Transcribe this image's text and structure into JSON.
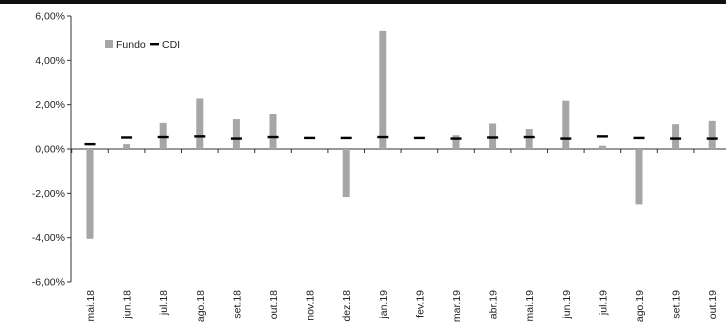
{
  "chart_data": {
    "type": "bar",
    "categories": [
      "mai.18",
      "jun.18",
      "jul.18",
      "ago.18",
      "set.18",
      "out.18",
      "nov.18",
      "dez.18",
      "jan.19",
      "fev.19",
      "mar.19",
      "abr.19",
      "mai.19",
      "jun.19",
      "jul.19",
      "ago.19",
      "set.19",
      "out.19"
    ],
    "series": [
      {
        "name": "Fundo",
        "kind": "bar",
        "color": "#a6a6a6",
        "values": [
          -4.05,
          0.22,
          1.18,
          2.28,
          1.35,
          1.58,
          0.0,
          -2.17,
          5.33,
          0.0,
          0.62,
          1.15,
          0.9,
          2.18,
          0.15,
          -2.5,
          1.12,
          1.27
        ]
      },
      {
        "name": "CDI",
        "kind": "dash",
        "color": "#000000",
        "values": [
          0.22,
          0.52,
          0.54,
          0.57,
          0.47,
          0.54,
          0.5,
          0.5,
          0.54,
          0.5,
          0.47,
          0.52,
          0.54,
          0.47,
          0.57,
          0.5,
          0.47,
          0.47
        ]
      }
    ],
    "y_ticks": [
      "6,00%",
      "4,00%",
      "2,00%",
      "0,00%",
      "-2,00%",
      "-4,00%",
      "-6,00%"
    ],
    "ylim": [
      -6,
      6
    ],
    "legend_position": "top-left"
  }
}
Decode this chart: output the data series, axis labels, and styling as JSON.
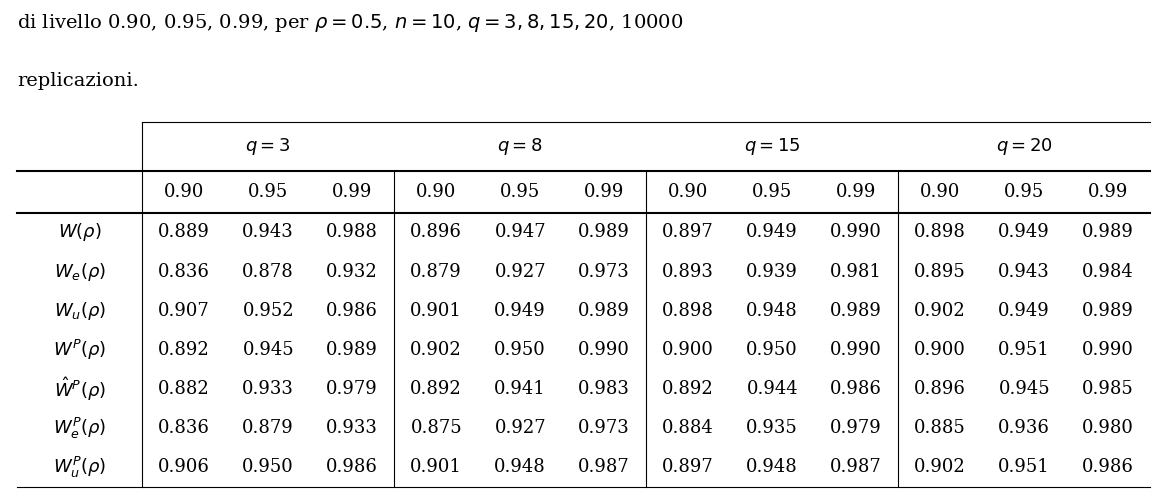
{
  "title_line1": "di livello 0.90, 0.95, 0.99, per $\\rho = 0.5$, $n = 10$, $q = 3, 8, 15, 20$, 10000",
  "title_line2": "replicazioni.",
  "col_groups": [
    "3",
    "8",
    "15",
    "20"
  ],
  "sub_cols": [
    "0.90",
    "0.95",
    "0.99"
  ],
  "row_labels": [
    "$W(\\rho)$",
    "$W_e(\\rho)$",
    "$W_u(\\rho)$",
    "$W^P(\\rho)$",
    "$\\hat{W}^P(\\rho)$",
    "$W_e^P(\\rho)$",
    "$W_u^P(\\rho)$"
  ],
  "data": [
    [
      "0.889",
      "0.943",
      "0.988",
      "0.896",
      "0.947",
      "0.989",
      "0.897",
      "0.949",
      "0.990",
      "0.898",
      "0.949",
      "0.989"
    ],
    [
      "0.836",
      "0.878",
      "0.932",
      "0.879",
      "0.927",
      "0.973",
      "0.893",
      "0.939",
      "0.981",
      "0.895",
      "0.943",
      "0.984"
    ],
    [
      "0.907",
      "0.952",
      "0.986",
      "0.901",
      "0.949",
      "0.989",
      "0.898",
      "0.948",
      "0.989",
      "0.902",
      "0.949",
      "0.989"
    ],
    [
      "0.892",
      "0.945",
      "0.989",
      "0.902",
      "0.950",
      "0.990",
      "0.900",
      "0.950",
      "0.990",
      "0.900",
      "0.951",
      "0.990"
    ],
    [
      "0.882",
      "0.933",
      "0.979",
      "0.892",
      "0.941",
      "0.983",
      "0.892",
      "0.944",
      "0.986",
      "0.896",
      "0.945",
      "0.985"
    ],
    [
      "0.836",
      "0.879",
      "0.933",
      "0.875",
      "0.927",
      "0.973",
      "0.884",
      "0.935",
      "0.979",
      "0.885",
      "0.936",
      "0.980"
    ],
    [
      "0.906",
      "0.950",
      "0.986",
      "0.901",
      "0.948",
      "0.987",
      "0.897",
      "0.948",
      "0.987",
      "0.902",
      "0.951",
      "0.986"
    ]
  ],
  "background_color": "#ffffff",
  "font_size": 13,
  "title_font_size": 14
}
# # # # # # #
| The request |
Using the material above, set down every line exactly, but skip the pictures.

| Response to the task |
Transcribe this image's text and structure into JSON.
{
  "chart_data": {
    "type": "bar",
    "categories": [
      "mai.18",
      "jun.18",
      "jul.18",
      "ago.18",
      "set.18",
      "out.18",
      "nov.18",
      "dez.18",
      "jan.19",
      "fev.19",
      "mar.19",
      "abr.19",
      "mai.19",
      "jun.19",
      "jul.19",
      "ago.19",
      "set.19",
      "out.19"
    ],
    "series": [
      {
        "name": "Fundo",
        "kind": "bar",
        "color": "#a6a6a6",
        "values": [
          -4.05,
          0.22,
          1.18,
          2.28,
          1.35,
          1.58,
          0.0,
          -2.17,
          5.33,
          0.0,
          0.62,
          1.15,
          0.9,
          2.18,
          0.15,
          -2.5,
          1.12,
          1.27
        ]
      },
      {
        "name": "CDI",
        "kind": "dash",
        "color": "#000000",
        "values": [
          0.22,
          0.52,
          0.54,
          0.57,
          0.47,
          0.54,
          0.5,
          0.5,
          0.54,
          0.5,
          0.47,
          0.52,
          0.54,
          0.47,
          0.57,
          0.5,
          0.47,
          0.47
        ]
      }
    ],
    "y_ticks": [
      "6,00%",
      "4,00%",
      "2,00%",
      "0,00%",
      "-2,00%",
      "-4,00%",
      "-6,00%"
    ],
    "ylim": [
      -6,
      6
    ],
    "legend_position": "top-left"
  }
}
Decode this chart: output the data series, axis labels, and styling as JSON.
{
  "title_line1": "di livello 0.90, 0.95, 0.99, per $\\rho = 0.5$, $n = 10$, $q = 3, 8, 15, 20$, 10000",
  "title_line2": "replicazioni.",
  "col_groups": [
    "3",
    "8",
    "15",
    "20"
  ],
  "sub_cols": [
    "0.90",
    "0.95",
    "0.99"
  ],
  "row_labels": [
    "$W(\\rho)$",
    "$W_e(\\rho)$",
    "$W_u(\\rho)$",
    "$W^P(\\rho)$",
    "$\\hat{W}^P(\\rho)$",
    "$W_e^P(\\rho)$",
    "$W_u^P(\\rho)$"
  ],
  "data": [
    [
      "0.889",
      "0.943",
      "0.988",
      "0.896",
      "0.947",
      "0.989",
      "0.897",
      "0.949",
      "0.990",
      "0.898",
      "0.949",
      "0.989"
    ],
    [
      "0.836",
      "0.878",
      "0.932",
      "0.879",
      "0.927",
      "0.973",
      "0.893",
      "0.939",
      "0.981",
      "0.895",
      "0.943",
      "0.984"
    ],
    [
      "0.907",
      "0.952",
      "0.986",
      "0.901",
      "0.949",
      "0.989",
      "0.898",
      "0.948",
      "0.989",
      "0.902",
      "0.949",
      "0.989"
    ],
    [
      "0.892",
      "0.945",
      "0.989",
      "0.902",
      "0.950",
      "0.990",
      "0.900",
      "0.950",
      "0.990",
      "0.900",
      "0.951",
      "0.990"
    ],
    [
      "0.882",
      "0.933",
      "0.979",
      "0.892",
      "0.941",
      "0.983",
      "0.892",
      "0.944",
      "0.986",
      "0.896",
      "0.945",
      "0.985"
    ],
    [
      "0.836",
      "0.879",
      "0.933",
      "0.875",
      "0.927",
      "0.973",
      "0.884",
      "0.935",
      "0.979",
      "0.885",
      "0.936",
      "0.980"
    ],
    [
      "0.906",
      "0.950",
      "0.986",
      "0.901",
      "0.948",
      "0.987",
      "0.897",
      "0.948",
      "0.987",
      "0.902",
      "0.951",
      "0.986"
    ]
  ],
  "background_color": "#ffffff",
  "font_size": 13,
  "title_font_size": 14
}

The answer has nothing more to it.